Written problem: Return the whole listing, keeping every character the same.

Raw records:
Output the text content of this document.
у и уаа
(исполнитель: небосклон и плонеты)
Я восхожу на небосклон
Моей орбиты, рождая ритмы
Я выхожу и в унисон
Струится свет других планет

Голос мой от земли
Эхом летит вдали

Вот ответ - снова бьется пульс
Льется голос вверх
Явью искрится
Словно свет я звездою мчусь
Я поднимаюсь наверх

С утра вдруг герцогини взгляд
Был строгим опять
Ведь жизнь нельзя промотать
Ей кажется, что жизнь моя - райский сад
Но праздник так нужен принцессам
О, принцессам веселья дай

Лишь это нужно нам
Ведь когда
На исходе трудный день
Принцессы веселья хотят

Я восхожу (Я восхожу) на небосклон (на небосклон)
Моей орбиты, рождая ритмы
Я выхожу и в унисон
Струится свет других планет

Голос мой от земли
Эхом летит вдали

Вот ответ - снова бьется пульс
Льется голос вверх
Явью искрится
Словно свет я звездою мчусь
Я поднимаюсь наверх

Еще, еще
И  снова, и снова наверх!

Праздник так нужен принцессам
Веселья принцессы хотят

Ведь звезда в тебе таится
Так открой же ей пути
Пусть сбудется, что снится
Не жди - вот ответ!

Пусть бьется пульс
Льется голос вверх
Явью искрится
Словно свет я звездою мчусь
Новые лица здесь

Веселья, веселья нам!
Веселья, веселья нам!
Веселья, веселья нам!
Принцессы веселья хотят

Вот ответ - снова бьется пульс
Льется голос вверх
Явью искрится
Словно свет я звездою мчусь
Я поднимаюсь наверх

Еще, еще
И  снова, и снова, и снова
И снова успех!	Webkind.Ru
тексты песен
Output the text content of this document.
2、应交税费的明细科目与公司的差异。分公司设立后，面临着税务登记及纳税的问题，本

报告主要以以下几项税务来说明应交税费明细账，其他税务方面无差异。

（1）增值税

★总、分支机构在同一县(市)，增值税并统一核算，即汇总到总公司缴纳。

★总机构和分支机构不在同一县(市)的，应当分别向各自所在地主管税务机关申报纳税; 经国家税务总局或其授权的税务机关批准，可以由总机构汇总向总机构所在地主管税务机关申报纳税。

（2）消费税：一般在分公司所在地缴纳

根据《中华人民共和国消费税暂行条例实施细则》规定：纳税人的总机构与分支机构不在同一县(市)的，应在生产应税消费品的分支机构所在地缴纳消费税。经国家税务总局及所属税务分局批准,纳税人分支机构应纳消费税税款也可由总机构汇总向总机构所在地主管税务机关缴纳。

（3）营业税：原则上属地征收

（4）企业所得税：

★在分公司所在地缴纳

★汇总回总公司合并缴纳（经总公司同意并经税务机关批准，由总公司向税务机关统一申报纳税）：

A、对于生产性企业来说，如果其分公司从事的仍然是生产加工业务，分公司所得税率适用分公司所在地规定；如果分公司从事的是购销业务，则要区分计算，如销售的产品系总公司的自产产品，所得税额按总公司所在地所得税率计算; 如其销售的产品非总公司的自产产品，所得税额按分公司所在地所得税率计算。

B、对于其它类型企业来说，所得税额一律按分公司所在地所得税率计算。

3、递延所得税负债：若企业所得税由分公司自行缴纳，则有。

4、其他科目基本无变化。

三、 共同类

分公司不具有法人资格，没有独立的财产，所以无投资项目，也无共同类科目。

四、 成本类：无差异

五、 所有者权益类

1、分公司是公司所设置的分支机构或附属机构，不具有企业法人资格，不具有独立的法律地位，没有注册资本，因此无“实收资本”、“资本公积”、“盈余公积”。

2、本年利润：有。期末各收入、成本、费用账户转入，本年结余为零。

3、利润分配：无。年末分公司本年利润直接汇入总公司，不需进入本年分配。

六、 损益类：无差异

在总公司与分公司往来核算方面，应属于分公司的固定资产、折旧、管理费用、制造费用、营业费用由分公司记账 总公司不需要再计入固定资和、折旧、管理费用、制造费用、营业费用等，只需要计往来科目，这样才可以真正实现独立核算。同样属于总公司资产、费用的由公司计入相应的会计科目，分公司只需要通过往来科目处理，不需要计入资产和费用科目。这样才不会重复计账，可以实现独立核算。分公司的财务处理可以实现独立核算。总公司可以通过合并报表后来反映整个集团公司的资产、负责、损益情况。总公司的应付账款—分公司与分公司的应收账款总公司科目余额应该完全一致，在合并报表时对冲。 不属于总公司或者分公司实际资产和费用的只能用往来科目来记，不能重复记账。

Task output:
Output the text content of this document.
у и уаа
(исполнитель: небосклон и плонеты)
Я восхожу на небосклон
Моей орбиты, рождая ритмы
Я выхожу и в унисон
Струится свет других планет

Голос мой от земли
Эхом летит вдали

Вот ответ - снова бьется пульс
Льется голос вверх
Явью искрится
Словно свет я звездою мчусь
Я поднимаюсь наверх

С утра вдруг герцогини взгляд
Был строгим опять
Ведь жизнь нельзя промотать
Ей кажется, что жизнь моя - райский сад
Но праздник так нужен принцессам
О, принцессам веселья дай

Лишь это нужно нам
Ведь когда
На исходе трудный день
Принцессы веселья хотят

Я восхожу (Я восхожу) на небосклон (на небосклон)
Моей орбиты, рождая ритмы
Я выхожу и в унисон
Струится свет других планет

Голос мой от земли
Эхом летит вдали

Вот ответ - снова бьется пульс
Льется голос вверх
Явью искрится
Словно свет я звездою мчусь
Я поднимаюсь наверх

Еще, еще
И  снова, и снова наверх!

Праздник так нужен принцессам
Веселья принцессы хотят

Ведь звезда в тебе таится
Так открой же ей пути
Пусть сбудется, что снится
Не жди - вот ответ!

Пусть бьется пульс
Льется голос вверх
Явью искрится
Словно свет я звездою мчусь
Новые лица здесь

Веселья, веселья нам!
Веселья, веселья нам!
Веселья, веселья нам!
Принцессы веселья хотят

Вот ответ - снова бьется пульс
Льется голос вверх
Явью искрится
Словно свет я звездою мчусь
Я поднимаюсь наверх

Еще, еще
И  снова, и снова, и снова
И снова успех!	Webkind.Ru
тексты песен
Output the text content of this document.
2、应交税费的明细科目与公司的差异。分公司设立后，面临着税务登记及纳税的问题，本

报告主要以以下几项税务来说明应交税费明细账，其他税务方面无差异。

（1）增值税

★总、分支机构在同一县(市)，增值税并统一核算，即汇总到总公司缴纳。

★总机构和分支机构不在同一县(市)的，应当分别向各自所在地主管税务机关申报纳税; 经国家税务总局或其授权的税务机关批准，可以由总机构汇总向总机构所在地主管税务机关申报纳税。

（2）消费税：一般在分公司所在地缴纳

根据《中华人民共和国消费税暂行条例实施细则》规定：纳税人的总机构与分支机构不在同一县(市)的，应在生产应税消费品的分支机构所在地缴纳消费税。经国家税务总局及所属税务分局批准,纳税人分支机构应纳消费税税款也可由总机构汇总向总机构所在地主管税务机关缴纳。

（3）营业税：原则上属地征收

（4）企业所得税：

★在分公司所在地缴纳

★汇总回总公司合并缴纳（经总公司同意并经税务机关批准，由总公司向税务机关统一申报纳税）：

A、对于生产性企业来说，如果其分公司从事的仍然是生产加工业务，分公司所得税率适用分公司所在地规定；如果分公司从事的是购销业务，则要区分计算，如销售的产品系总公司的自产产品，所得税额按总公司所在地所得税率计算; 如其销售的产品非总公司的自产产品，所得税额按分公司所在地所得税率计算。

B、对于其它类型企业来说，所得税额一律按分公司所在地所得税率计算。

3、递延所得税负债：若企业所得税由分公司自行缴纳，则有。

4、其他科目基本无变化。

三、 共同类

分公司不具有法人资格，没有独立的财产，所以无投资项目，也无共同类科目。

四、 成本类：无差异

五、 所有者权益类

1、分公司是公司所设置的分支机构或附属机构，不具有企业法人资格，不具有独立的法律地位，没有注册资本，因此无“实收资本”、“资本公积”、“盈余公积”。

2、本年利润：有。期末各收入、成本、费用账户转入，本年结余为零。

3、利润分配：无。年末分公司本年利润直接汇入总公司，不需进入本年分配。

六、 损益类：无差异

在总公司与分公司往来核算方面，应属于分公司的固定资产、折旧、管理费用、制造费用、营业费用由分公司记账 总公司不需要再计入固定资和、折旧、管理费用、制造费用、营业费用等，只需要计往来科目，这样才可以真正实现独立核算。同样属于总公司资产、费用的由公司计入相应的会计科目，分公司只需要通过往来科目处理，不需要计入资产和费用科目。这样才不会重复计账，可以实现独立核算。分公司的财务处理可以实现独立核算。总公司可以通过合并报表后来反映整个集团公司的资产、负责、损益情况。总公司的应付账款—分公司与分公司的应收账款总公司科目余额应该完全一致，在合并报表时对冲。 不属于总公司或者分公司实际资产和费用的只能用往来科目来记，不能重复记账。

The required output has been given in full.